> [TASK STATEMENT]: From the listing below, pull out the lines that hold "στάσιμη".

[Extracted records]
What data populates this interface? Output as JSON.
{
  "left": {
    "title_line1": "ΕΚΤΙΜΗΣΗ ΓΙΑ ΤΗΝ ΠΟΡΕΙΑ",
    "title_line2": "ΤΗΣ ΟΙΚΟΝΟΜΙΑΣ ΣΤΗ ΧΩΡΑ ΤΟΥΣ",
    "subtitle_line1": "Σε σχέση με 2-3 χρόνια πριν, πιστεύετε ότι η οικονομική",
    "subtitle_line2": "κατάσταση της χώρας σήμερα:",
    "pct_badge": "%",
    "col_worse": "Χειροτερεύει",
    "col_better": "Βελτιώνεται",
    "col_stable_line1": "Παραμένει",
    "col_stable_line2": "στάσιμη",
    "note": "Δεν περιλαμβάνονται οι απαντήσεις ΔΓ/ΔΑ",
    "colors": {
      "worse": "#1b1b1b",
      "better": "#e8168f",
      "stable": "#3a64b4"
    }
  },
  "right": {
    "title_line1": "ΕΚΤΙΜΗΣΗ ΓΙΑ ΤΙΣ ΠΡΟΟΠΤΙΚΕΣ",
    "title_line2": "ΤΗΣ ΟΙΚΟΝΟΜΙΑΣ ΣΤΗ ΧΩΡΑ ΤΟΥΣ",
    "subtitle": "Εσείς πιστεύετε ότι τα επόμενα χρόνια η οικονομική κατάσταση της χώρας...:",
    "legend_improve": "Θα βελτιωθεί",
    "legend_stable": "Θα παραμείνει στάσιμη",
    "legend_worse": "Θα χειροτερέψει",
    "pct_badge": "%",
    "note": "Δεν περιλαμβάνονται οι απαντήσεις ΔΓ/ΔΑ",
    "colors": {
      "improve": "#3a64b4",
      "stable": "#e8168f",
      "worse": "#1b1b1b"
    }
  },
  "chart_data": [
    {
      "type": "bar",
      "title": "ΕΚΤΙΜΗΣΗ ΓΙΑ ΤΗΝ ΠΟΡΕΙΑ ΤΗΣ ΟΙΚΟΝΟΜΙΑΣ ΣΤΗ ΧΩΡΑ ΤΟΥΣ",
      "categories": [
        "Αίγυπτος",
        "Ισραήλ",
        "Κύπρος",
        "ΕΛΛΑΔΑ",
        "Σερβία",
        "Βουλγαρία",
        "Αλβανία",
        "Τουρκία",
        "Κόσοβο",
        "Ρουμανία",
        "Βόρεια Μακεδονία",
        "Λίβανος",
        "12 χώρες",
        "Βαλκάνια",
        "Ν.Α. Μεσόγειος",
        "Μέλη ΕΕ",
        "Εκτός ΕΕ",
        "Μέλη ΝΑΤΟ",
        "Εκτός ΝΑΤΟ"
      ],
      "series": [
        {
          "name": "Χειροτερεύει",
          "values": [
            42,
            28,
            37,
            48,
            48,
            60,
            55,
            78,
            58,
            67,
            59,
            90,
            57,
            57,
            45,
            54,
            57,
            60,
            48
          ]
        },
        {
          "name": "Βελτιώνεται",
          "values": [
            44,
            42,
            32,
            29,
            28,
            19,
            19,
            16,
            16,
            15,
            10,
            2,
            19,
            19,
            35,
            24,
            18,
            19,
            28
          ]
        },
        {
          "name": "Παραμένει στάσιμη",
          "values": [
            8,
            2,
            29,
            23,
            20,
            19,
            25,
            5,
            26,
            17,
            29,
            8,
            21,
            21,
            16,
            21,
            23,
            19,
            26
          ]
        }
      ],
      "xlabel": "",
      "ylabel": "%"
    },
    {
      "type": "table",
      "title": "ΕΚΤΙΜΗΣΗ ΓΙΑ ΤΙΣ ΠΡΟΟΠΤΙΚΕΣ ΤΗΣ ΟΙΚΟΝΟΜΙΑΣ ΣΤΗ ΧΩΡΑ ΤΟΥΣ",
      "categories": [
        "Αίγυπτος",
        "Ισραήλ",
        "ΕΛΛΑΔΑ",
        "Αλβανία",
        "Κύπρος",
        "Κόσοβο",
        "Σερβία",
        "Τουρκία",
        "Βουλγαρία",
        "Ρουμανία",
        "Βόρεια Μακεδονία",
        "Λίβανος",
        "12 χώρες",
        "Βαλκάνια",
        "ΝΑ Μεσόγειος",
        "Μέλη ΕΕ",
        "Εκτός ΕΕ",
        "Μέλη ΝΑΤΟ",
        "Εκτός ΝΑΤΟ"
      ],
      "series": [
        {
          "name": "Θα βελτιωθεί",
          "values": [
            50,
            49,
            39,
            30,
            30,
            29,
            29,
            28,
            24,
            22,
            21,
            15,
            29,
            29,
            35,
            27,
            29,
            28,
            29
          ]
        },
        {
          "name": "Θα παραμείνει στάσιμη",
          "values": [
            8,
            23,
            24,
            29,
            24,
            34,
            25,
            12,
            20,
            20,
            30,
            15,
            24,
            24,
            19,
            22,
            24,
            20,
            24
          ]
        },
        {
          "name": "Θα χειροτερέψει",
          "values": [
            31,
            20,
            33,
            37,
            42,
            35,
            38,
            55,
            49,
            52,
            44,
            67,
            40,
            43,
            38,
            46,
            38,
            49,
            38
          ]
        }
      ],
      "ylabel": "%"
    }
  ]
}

> [WORKED ANSWER]:
    "col_stable_line2": "στάσιμη",
    "legend_stable": "Θα παραμείνει στάσιμη",
          "name": "Παραμένει στάσιμη",
          "name": "Θα παραμείνει στάσιμη",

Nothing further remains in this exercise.